* BEGIN Input material *

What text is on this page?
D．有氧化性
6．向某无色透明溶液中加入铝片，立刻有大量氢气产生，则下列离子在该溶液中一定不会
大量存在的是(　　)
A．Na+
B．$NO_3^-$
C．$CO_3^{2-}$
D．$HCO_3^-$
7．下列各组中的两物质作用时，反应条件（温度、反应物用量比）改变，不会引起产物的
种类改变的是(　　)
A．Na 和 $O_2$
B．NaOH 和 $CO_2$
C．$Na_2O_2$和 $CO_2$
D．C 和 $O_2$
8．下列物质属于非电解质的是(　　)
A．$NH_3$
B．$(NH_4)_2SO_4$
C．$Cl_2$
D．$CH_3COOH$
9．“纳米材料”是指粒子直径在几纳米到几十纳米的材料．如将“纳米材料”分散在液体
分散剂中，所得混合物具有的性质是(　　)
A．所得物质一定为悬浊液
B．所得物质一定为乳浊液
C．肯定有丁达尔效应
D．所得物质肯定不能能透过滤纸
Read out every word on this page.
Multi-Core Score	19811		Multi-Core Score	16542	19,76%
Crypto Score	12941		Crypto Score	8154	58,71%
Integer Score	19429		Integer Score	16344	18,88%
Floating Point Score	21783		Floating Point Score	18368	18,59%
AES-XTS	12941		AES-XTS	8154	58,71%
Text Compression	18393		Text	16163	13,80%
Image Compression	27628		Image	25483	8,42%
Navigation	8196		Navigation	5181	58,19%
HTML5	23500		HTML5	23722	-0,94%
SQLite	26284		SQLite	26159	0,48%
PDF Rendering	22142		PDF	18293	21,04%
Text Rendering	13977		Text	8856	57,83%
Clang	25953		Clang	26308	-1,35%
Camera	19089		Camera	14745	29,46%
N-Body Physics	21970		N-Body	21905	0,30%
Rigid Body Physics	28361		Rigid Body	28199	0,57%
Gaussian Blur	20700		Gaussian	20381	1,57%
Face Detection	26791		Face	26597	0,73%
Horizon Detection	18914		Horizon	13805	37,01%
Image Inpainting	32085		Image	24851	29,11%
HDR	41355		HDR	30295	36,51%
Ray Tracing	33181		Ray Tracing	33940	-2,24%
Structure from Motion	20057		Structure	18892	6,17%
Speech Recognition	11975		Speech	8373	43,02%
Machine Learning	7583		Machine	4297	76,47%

* END Input material *

* Instructions to follow: Say how many lines in the records hold the string "Physics", and say nothing else.

* Task solution: 2